Element-and-box listings:
_ _ _ _ _
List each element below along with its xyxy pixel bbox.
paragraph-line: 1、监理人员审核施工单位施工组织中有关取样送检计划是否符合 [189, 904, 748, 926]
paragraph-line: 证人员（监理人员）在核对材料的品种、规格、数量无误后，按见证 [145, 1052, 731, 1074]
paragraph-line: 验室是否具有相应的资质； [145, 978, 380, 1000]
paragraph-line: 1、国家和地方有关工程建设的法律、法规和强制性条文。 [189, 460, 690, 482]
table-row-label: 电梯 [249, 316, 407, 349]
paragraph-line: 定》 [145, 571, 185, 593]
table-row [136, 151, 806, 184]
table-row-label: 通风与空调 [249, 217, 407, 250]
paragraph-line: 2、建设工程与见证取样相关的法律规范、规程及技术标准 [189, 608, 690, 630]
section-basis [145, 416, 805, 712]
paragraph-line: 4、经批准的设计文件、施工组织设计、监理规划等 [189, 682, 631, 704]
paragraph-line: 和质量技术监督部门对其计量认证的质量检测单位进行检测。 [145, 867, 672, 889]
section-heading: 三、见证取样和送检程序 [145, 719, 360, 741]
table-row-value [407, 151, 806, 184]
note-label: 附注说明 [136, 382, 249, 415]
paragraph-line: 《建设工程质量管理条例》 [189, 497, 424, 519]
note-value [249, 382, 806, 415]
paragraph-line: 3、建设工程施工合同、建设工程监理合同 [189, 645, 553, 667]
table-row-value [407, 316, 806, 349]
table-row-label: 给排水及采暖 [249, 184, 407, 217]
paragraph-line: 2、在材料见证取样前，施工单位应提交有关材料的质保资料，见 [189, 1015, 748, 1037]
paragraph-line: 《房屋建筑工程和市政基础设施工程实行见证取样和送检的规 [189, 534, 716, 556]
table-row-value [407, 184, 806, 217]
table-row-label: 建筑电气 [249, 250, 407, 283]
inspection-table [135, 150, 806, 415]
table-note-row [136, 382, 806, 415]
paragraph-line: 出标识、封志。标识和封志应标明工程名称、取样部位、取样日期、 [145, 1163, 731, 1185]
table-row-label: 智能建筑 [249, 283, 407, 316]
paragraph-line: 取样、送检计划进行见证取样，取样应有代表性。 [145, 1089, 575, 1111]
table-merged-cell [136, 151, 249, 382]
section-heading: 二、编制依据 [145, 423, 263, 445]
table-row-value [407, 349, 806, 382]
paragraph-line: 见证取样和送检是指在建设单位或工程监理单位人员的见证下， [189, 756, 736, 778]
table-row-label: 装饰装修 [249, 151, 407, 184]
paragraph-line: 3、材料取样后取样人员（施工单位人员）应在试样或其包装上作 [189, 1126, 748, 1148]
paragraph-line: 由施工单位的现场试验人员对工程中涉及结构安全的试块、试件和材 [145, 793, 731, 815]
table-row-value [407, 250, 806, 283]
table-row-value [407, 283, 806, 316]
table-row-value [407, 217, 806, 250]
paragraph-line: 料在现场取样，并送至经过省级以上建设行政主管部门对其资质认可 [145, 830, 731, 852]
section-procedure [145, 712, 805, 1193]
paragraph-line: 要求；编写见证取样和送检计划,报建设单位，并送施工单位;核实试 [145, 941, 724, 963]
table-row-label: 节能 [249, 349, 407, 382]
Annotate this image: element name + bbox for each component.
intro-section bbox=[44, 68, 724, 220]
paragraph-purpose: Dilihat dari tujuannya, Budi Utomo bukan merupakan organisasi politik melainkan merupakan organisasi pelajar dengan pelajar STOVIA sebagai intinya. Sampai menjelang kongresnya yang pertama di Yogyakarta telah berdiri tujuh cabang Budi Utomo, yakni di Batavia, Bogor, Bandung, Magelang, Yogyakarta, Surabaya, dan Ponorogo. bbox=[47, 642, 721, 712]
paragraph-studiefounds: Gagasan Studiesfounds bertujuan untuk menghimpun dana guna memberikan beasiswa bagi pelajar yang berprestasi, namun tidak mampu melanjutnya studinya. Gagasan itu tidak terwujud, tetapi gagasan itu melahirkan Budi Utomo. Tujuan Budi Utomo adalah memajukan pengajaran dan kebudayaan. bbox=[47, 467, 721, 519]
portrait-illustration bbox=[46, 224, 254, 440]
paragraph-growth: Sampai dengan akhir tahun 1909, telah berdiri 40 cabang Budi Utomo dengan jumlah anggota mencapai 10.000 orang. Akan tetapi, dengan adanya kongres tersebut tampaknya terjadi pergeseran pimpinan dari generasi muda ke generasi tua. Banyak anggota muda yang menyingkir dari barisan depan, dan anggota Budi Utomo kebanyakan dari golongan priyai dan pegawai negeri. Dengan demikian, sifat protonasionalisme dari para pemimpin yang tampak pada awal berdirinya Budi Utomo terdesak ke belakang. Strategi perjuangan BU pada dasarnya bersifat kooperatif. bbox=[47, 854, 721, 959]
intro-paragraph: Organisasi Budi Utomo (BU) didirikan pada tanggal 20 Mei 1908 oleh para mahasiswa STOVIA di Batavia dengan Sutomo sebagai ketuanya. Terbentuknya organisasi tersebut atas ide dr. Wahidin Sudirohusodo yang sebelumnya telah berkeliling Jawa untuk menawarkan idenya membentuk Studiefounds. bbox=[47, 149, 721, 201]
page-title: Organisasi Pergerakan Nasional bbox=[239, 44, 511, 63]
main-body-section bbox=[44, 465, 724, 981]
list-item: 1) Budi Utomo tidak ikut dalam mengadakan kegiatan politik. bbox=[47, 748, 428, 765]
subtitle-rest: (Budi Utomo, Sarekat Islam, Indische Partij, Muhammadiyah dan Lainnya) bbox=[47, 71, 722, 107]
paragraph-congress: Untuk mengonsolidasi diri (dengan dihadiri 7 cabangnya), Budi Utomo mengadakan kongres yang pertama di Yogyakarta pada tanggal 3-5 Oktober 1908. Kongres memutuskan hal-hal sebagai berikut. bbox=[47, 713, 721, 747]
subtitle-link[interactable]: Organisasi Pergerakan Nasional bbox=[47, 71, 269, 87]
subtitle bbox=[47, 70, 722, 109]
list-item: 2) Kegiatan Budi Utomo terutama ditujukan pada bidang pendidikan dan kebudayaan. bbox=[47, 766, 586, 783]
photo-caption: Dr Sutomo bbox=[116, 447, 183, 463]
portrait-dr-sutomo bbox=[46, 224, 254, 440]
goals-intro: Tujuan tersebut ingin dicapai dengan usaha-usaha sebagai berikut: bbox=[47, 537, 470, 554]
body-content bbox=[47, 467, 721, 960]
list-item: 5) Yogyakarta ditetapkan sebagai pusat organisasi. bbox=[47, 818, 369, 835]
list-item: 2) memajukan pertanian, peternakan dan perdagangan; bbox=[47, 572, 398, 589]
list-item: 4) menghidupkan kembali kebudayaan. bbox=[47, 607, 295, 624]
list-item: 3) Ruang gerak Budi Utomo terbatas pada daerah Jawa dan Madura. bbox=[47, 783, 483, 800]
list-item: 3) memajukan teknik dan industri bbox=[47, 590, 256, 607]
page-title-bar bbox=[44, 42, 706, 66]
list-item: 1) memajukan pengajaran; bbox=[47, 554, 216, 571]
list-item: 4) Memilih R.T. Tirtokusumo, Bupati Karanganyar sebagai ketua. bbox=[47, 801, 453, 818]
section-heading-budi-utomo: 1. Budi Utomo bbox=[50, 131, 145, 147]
_ _ _ _ _
- **PROBLEM**: Echo every line of the records from the start down to the one containing "section-heading: 三、见证取样和送检程序 [145, 719, 360, 741]", both ends included.

- **FINISHED ANSWER**:
List each element below along with its xyxy pixel bbox.
paragraph-line: 1、监理人员审核施工单位施工组织中有关取样送检计划是否符合 [189, 904, 748, 926]
paragraph-line: 证人员（监理人员）在核对材料的品种、规格、数量无误后，按见证 [145, 1052, 731, 1074]
paragraph-line: 验室是否具有相应的资质； [145, 978, 380, 1000]
paragraph-line: 1、国家和地方有关工程建设的法律、法规和强制性条文。 [189, 460, 690, 482]
table-row-label: 电梯 [249, 316, 407, 349]
paragraph-line: 定》 [145, 571, 185, 593]
table-row [136, 151, 806, 184]
table-row-label: 通风与空调 [249, 217, 407, 250]
paragraph-line: 2、建设工程与见证取样相关的法律规范、规程及技术标准 [189, 608, 690, 630]
section-basis [145, 416, 805, 712]
paragraph-line: 4、经批准的设计文件、施工组织设计、监理规划等 [189, 682, 631, 704]
paragraph-line: 和质量技术监督部门对其计量认证的质量检测单位进行检测。 [145, 867, 672, 889]
section-heading: 三、见证取样和送检程序 [145, 719, 360, 741]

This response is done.